>> start INPUT MATERIAL
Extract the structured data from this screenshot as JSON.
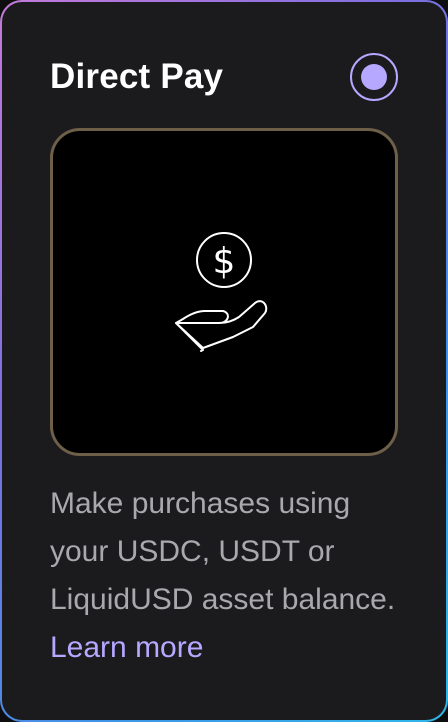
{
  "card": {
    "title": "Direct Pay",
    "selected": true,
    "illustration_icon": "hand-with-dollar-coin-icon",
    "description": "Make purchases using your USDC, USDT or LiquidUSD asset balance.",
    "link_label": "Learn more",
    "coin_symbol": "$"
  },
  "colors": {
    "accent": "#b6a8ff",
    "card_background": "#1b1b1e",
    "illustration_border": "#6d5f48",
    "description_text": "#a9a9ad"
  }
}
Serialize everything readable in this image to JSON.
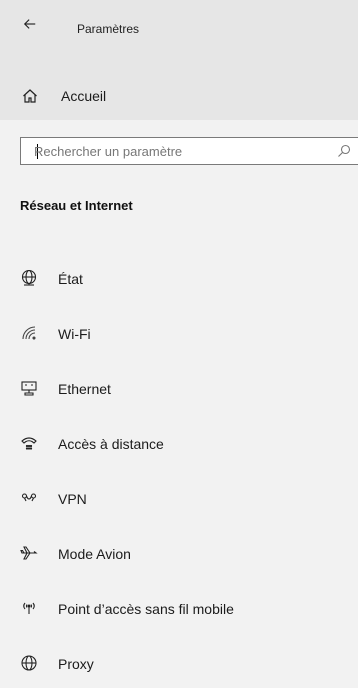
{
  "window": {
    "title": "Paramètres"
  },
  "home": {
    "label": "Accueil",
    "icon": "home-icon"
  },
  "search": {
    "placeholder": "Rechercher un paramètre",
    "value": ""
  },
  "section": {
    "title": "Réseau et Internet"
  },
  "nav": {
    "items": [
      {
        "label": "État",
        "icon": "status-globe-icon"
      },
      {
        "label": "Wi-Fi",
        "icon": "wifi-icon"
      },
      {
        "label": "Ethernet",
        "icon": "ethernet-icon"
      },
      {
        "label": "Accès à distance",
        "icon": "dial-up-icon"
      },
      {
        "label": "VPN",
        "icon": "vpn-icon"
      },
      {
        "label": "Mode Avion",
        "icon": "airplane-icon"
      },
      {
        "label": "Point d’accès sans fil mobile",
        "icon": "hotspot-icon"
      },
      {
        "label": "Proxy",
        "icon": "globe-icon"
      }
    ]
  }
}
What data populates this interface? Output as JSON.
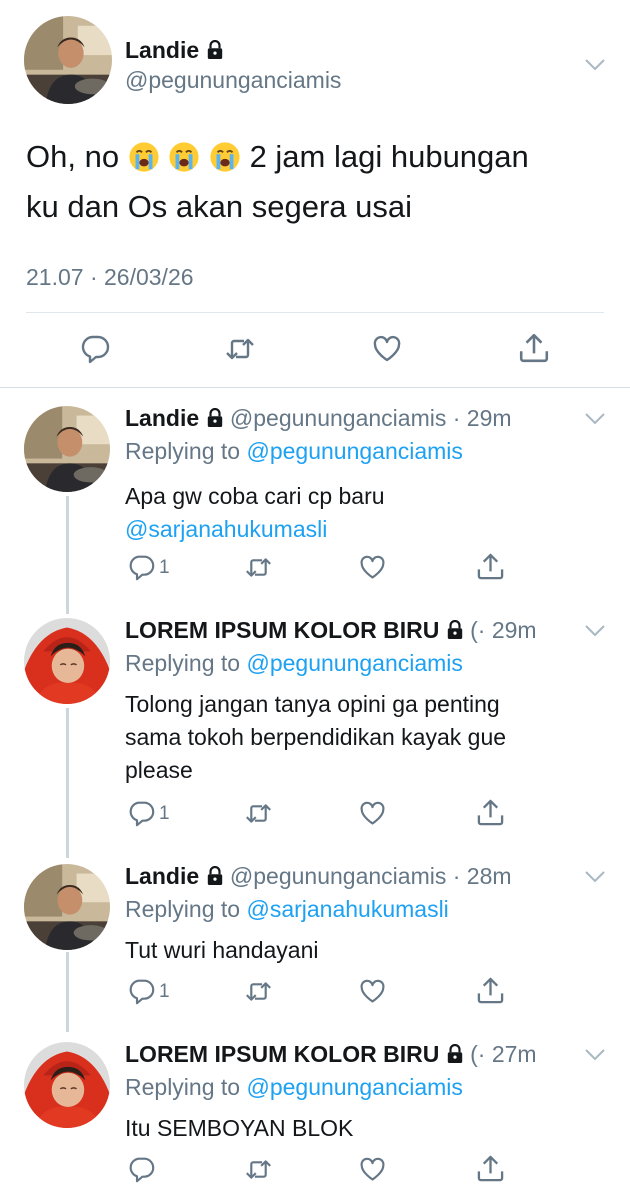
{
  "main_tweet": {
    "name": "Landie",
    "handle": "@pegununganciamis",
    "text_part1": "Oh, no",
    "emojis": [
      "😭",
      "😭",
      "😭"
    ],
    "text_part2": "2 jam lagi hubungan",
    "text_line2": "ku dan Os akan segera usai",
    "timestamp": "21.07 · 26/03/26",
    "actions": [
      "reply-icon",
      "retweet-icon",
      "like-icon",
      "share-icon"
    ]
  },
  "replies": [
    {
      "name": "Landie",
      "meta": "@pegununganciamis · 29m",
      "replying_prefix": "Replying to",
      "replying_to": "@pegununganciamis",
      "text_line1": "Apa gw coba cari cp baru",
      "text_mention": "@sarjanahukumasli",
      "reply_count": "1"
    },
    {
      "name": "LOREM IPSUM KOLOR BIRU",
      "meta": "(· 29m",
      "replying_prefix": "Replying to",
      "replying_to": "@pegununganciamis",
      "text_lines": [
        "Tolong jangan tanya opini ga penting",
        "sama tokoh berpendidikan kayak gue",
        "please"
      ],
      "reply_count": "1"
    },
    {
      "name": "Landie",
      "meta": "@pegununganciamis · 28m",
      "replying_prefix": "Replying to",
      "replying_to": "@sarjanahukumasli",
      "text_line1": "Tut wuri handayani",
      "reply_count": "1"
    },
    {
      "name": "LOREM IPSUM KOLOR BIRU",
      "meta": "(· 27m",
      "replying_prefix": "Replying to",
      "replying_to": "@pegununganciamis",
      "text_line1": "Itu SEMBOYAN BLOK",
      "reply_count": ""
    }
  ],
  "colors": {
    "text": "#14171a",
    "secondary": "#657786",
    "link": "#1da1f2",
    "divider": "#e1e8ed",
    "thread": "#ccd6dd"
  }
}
>> end INPUT MATERIAL
>> start INPUT MATERIAL
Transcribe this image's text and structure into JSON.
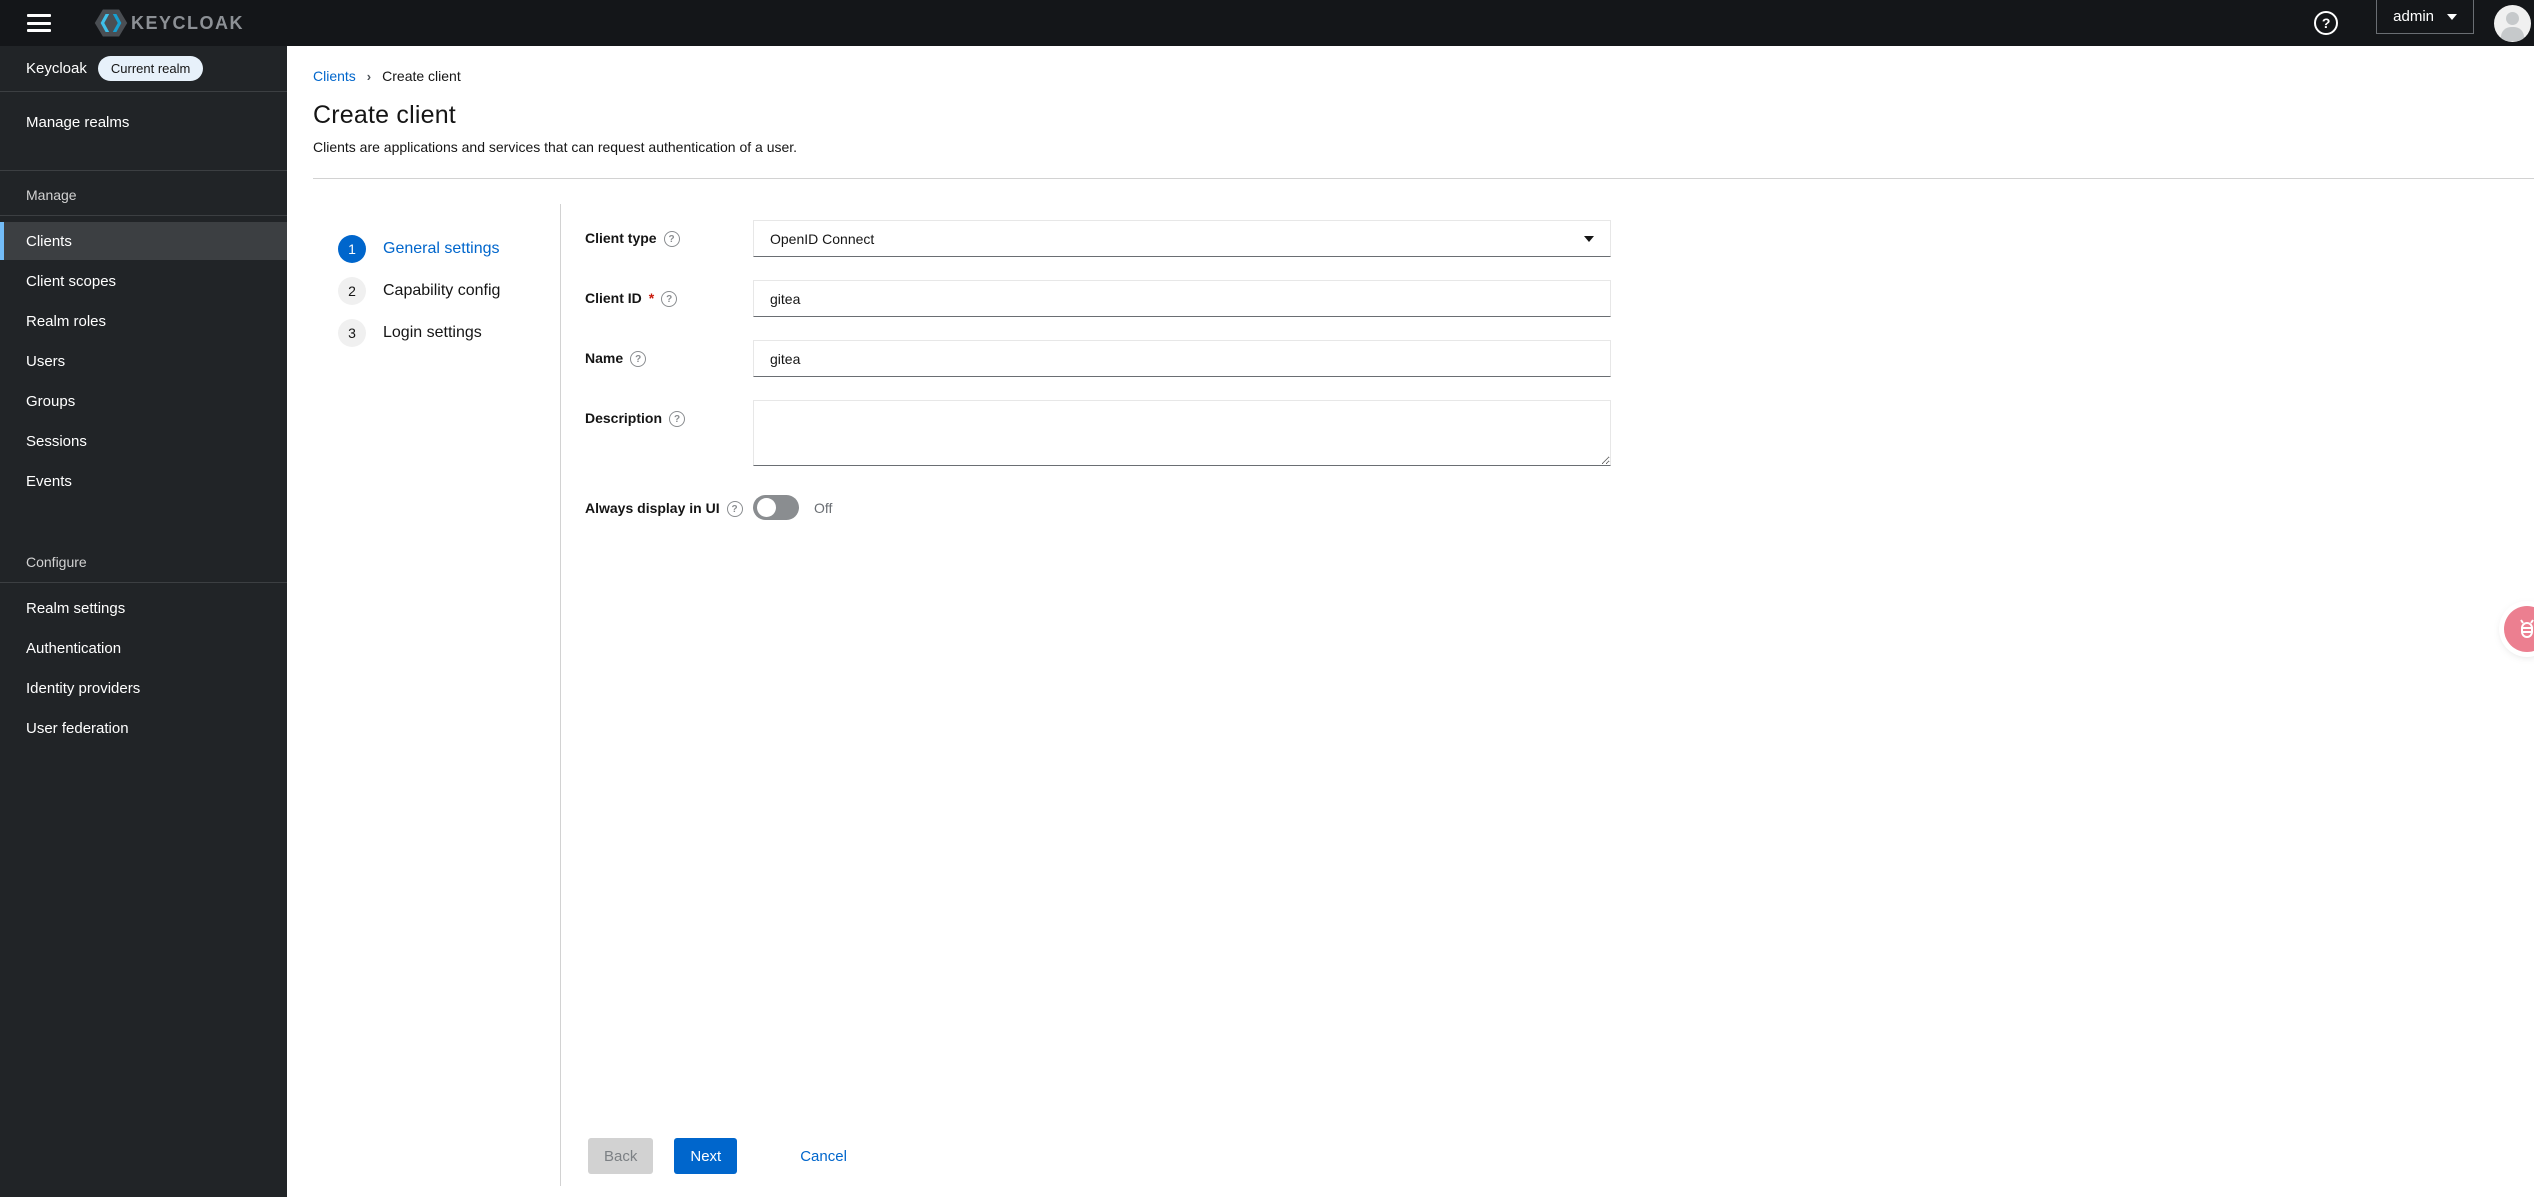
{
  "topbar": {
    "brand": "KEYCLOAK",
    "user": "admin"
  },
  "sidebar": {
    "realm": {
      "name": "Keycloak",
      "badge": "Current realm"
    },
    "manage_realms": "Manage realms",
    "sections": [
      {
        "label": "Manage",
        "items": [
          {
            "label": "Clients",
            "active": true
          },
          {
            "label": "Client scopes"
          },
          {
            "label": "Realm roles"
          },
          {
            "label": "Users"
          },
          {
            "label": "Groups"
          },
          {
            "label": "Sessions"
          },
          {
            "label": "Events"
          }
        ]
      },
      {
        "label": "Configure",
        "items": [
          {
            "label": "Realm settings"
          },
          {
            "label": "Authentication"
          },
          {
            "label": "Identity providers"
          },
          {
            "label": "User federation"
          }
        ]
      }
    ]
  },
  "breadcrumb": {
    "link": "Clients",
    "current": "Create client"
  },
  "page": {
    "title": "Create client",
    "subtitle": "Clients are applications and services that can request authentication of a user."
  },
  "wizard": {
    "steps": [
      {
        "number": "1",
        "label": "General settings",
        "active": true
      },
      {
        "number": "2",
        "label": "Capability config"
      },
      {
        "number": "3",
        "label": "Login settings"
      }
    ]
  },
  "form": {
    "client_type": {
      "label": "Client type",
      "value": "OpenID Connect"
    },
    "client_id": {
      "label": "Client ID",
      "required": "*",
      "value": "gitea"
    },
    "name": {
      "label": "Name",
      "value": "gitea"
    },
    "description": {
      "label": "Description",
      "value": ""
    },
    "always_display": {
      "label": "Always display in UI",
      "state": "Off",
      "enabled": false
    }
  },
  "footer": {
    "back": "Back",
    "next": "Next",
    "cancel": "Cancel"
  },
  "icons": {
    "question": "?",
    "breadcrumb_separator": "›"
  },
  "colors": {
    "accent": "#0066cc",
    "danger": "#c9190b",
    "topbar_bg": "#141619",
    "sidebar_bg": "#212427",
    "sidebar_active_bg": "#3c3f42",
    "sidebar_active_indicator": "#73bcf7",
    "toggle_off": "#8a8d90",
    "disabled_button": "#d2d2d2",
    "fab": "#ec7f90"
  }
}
>> end INPUT MATERIAL
== INSTRUCTION ==
In the material above, show every line where the word "Clients" turns up.

== SOLUTION FOR THIS TASK ==
            "label": "Clients",
    "link": "Clients",
    "subtitle": "Clients are applications and services that can request authentication of a user."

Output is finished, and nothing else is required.